- REQUIREMENTS -
Output the entries word for word. Omit images.

##############################

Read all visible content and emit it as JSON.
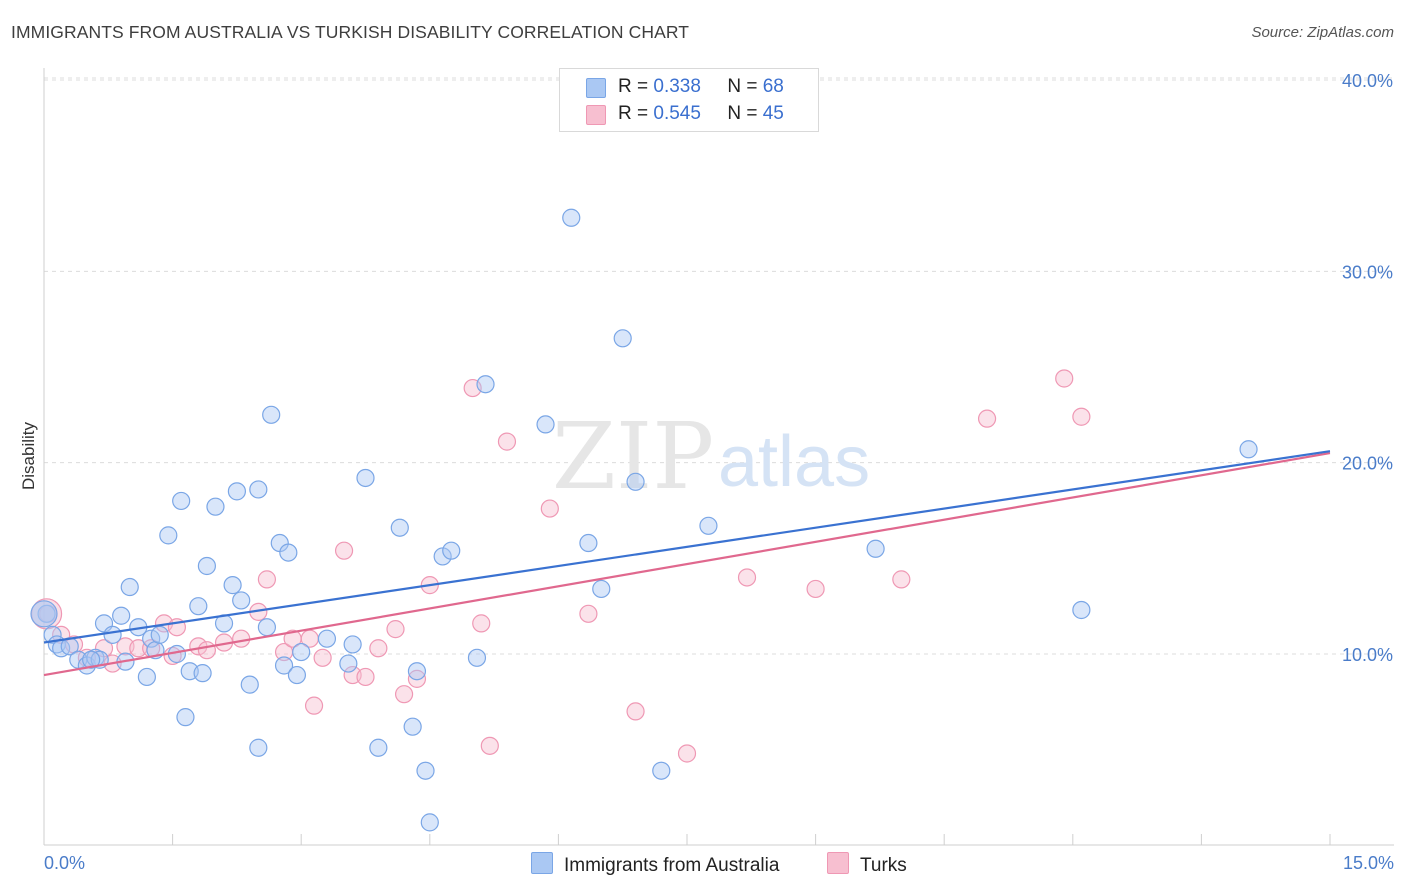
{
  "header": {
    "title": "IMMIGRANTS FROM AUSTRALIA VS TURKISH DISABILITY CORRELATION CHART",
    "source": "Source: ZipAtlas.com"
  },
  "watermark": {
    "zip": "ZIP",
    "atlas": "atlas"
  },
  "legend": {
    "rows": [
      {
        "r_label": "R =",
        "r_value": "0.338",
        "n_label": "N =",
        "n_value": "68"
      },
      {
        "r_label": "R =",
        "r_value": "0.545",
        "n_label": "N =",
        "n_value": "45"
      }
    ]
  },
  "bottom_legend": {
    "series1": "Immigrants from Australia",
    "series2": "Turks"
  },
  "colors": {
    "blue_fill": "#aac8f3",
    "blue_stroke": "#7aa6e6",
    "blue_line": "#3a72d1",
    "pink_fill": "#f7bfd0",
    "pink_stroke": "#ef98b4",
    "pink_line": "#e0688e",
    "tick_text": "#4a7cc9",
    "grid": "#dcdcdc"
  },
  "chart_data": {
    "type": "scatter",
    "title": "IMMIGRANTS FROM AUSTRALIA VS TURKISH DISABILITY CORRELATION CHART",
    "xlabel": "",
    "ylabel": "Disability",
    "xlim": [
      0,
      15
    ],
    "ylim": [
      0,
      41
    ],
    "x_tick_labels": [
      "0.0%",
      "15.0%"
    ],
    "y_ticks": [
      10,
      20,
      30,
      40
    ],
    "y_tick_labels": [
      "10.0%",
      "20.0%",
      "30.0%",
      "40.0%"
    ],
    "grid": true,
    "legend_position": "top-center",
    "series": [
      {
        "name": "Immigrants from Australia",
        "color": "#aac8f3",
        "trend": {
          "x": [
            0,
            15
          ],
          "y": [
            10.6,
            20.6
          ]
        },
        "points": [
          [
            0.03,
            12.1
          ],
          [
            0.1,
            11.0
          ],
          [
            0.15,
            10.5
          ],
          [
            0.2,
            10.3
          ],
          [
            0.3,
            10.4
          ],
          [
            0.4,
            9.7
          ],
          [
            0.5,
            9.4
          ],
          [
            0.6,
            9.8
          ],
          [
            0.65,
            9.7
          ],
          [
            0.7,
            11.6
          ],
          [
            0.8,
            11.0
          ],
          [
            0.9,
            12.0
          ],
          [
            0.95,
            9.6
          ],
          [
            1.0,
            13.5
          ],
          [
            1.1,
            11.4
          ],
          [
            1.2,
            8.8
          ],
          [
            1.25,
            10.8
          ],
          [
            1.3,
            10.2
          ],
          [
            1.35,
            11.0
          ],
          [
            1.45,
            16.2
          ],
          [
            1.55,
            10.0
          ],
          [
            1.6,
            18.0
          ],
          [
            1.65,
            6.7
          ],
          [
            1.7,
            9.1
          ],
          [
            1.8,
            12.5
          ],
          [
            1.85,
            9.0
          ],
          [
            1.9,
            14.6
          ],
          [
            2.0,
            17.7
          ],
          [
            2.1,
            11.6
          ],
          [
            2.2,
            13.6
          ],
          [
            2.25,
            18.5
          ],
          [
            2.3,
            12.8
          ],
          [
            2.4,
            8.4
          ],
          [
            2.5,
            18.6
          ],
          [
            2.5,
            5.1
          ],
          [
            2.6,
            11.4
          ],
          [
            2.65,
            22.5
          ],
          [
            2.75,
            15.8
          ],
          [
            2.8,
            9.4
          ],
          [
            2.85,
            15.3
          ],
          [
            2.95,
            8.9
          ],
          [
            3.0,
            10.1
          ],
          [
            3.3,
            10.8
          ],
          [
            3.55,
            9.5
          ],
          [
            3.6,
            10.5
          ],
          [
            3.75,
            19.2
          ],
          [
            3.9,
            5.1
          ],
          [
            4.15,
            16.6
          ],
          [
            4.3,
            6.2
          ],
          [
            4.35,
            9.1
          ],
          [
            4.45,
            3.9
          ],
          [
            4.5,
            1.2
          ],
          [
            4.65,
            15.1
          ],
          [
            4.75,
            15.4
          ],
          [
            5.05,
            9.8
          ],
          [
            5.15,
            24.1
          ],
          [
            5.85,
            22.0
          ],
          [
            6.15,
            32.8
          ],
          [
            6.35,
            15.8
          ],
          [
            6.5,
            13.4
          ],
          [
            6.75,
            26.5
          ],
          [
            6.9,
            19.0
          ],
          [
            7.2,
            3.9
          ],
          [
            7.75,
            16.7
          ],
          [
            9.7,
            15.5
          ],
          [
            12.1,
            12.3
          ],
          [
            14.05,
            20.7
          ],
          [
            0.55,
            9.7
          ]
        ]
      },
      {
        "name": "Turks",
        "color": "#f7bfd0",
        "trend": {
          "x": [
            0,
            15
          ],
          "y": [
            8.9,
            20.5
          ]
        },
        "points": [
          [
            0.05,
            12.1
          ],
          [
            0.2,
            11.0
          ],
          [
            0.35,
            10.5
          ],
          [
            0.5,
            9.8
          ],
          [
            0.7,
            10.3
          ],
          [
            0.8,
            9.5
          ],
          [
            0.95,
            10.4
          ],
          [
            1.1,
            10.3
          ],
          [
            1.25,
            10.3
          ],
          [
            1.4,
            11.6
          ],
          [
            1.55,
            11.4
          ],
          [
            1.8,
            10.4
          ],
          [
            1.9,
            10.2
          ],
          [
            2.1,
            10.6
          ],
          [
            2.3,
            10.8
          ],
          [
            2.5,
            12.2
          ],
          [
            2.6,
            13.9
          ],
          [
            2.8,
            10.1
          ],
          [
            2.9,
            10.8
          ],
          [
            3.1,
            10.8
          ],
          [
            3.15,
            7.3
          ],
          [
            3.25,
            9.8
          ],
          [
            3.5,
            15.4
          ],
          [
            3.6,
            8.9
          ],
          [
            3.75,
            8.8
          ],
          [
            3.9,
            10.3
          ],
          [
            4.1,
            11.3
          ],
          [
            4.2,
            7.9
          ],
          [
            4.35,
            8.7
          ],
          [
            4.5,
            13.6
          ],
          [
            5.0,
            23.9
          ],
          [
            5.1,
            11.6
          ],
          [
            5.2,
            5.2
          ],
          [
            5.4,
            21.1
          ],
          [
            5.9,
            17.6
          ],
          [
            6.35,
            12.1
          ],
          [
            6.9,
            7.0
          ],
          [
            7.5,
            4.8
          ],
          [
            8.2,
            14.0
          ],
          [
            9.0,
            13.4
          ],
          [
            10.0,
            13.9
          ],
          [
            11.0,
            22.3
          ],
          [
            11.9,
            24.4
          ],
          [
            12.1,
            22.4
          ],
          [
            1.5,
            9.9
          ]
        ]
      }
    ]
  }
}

##############################

- TASK RESULT -
Read all visible content and emit it as JSON.
{
  "header": {
    "title": "IMMIGRANTS FROM AUSTRALIA VS TURKISH DISABILITY CORRELATION CHART",
    "source": "Source: ZipAtlas.com"
  },
  "watermark": {
    "zip": "ZIP",
    "atlas": "atlas"
  },
  "legend": {
    "rows": [
      {
        "r_label": "R =",
        "r_value": "0.338",
        "n_label": "N =",
        "n_value": "68"
      },
      {
        "r_label": "R =",
        "r_value": "0.545",
        "n_label": "N =",
        "n_value": "45"
      }
    ]
  },
  "bottom_legend": {
    "series1": "Immigrants from Australia",
    "series2": "Turks"
  },
  "colors": {
    "blue_fill": "#aac8f3",
    "blue_stroke": "#7aa6e6",
    "blue_line": "#3a72d1",
    "pink_fill": "#f7bfd0",
    "pink_stroke": "#ef98b4",
    "pink_line": "#e0688e",
    "tick_text": "#4a7cc9",
    "grid": "#dcdcdc"
  },
  "chart_data": {
    "type": "scatter",
    "title": "IMMIGRANTS FROM AUSTRALIA VS TURKISH DISABILITY CORRELATION CHART",
    "xlabel": "",
    "ylabel": "Disability",
    "xlim": [
      0,
      15
    ],
    "ylim": [
      0,
      41
    ],
    "x_tick_labels": [
      "0.0%",
      "15.0%"
    ],
    "y_ticks": [
      10,
      20,
      30,
      40
    ],
    "y_tick_labels": [
      "10.0%",
      "20.0%",
      "30.0%",
      "40.0%"
    ],
    "grid": true,
    "legend_position": "top-center",
    "series": [
      {
        "name": "Immigrants from Australia",
        "color": "#aac8f3",
        "trend": {
          "x": [
            0,
            15
          ],
          "y": [
            10.6,
            20.6
          ]
        },
        "points": [
          [
            0.03,
            12.1
          ],
          [
            0.1,
            11.0
          ],
          [
            0.15,
            10.5
          ],
          [
            0.2,
            10.3
          ],
          [
            0.3,
            10.4
          ],
          [
            0.4,
            9.7
          ],
          [
            0.5,
            9.4
          ],
          [
            0.6,
            9.8
          ],
          [
            0.65,
            9.7
          ],
          [
            0.7,
            11.6
          ],
          [
            0.8,
            11.0
          ],
          [
            0.9,
            12.0
          ],
          [
            0.95,
            9.6
          ],
          [
            1.0,
            13.5
          ],
          [
            1.1,
            11.4
          ],
          [
            1.2,
            8.8
          ],
          [
            1.25,
            10.8
          ],
          [
            1.3,
            10.2
          ],
          [
            1.35,
            11.0
          ],
          [
            1.45,
            16.2
          ],
          [
            1.55,
            10.0
          ],
          [
            1.6,
            18.0
          ],
          [
            1.65,
            6.7
          ],
          [
            1.7,
            9.1
          ],
          [
            1.8,
            12.5
          ],
          [
            1.85,
            9.0
          ],
          [
            1.9,
            14.6
          ],
          [
            2.0,
            17.7
          ],
          [
            2.1,
            11.6
          ],
          [
            2.2,
            13.6
          ],
          [
            2.25,
            18.5
          ],
          [
            2.3,
            12.8
          ],
          [
            2.4,
            8.4
          ],
          [
            2.5,
            18.6
          ],
          [
            2.5,
            5.1
          ],
          [
            2.6,
            11.4
          ],
          [
            2.65,
            22.5
          ],
          [
            2.75,
            15.8
          ],
          [
            2.8,
            9.4
          ],
          [
            2.85,
            15.3
          ],
          [
            2.95,
            8.9
          ],
          [
            3.0,
            10.1
          ],
          [
            3.3,
            10.8
          ],
          [
            3.55,
            9.5
          ],
          [
            3.6,
            10.5
          ],
          [
            3.75,
            19.2
          ],
          [
            3.9,
            5.1
          ],
          [
            4.15,
            16.6
          ],
          [
            4.3,
            6.2
          ],
          [
            4.35,
            9.1
          ],
          [
            4.45,
            3.9
          ],
          [
            4.5,
            1.2
          ],
          [
            4.65,
            15.1
          ],
          [
            4.75,
            15.4
          ],
          [
            5.05,
            9.8
          ],
          [
            5.15,
            24.1
          ],
          [
            5.85,
            22.0
          ],
          [
            6.15,
            32.8
          ],
          [
            6.35,
            15.8
          ],
          [
            6.5,
            13.4
          ],
          [
            6.75,
            26.5
          ],
          [
            6.9,
            19.0
          ],
          [
            7.2,
            3.9
          ],
          [
            7.75,
            16.7
          ],
          [
            9.7,
            15.5
          ],
          [
            12.1,
            12.3
          ],
          [
            14.05,
            20.7
          ],
          [
            0.55,
            9.7
          ]
        ]
      },
      {
        "name": "Turks",
        "color": "#f7bfd0",
        "trend": {
          "x": [
            0,
            15
          ],
          "y": [
            8.9,
            20.5
          ]
        },
        "points": [
          [
            0.05,
            12.1
          ],
          [
            0.2,
            11.0
          ],
          [
            0.35,
            10.5
          ],
          [
            0.5,
            9.8
          ],
          [
            0.7,
            10.3
          ],
          [
            0.8,
            9.5
          ],
          [
            0.95,
            10.4
          ],
          [
            1.1,
            10.3
          ],
          [
            1.25,
            10.3
          ],
          [
            1.4,
            11.6
          ],
          [
            1.55,
            11.4
          ],
          [
            1.8,
            10.4
          ],
          [
            1.9,
            10.2
          ],
          [
            2.1,
            10.6
          ],
          [
            2.3,
            10.8
          ],
          [
            2.5,
            12.2
          ],
          [
            2.6,
            13.9
          ],
          [
            2.8,
            10.1
          ],
          [
            2.9,
            10.8
          ],
          [
            3.1,
            10.8
          ],
          [
            3.15,
            7.3
          ],
          [
            3.25,
            9.8
          ],
          [
            3.5,
            15.4
          ],
          [
            3.6,
            8.9
          ],
          [
            3.75,
            8.8
          ],
          [
            3.9,
            10.3
          ],
          [
            4.1,
            11.3
          ],
          [
            4.2,
            7.9
          ],
          [
            4.35,
            8.7
          ],
          [
            4.5,
            13.6
          ],
          [
            5.0,
            23.9
          ],
          [
            5.1,
            11.6
          ],
          [
            5.2,
            5.2
          ],
          [
            5.4,
            21.1
          ],
          [
            5.9,
            17.6
          ],
          [
            6.35,
            12.1
          ],
          [
            6.9,
            7.0
          ],
          [
            7.5,
            4.8
          ],
          [
            8.2,
            14.0
          ],
          [
            9.0,
            13.4
          ],
          [
            10.0,
            13.9
          ],
          [
            11.0,
            22.3
          ],
          [
            11.9,
            24.4
          ],
          [
            12.1,
            22.4
          ],
          [
            1.5,
            9.9
          ]
        ]
      }
    ]
  }
}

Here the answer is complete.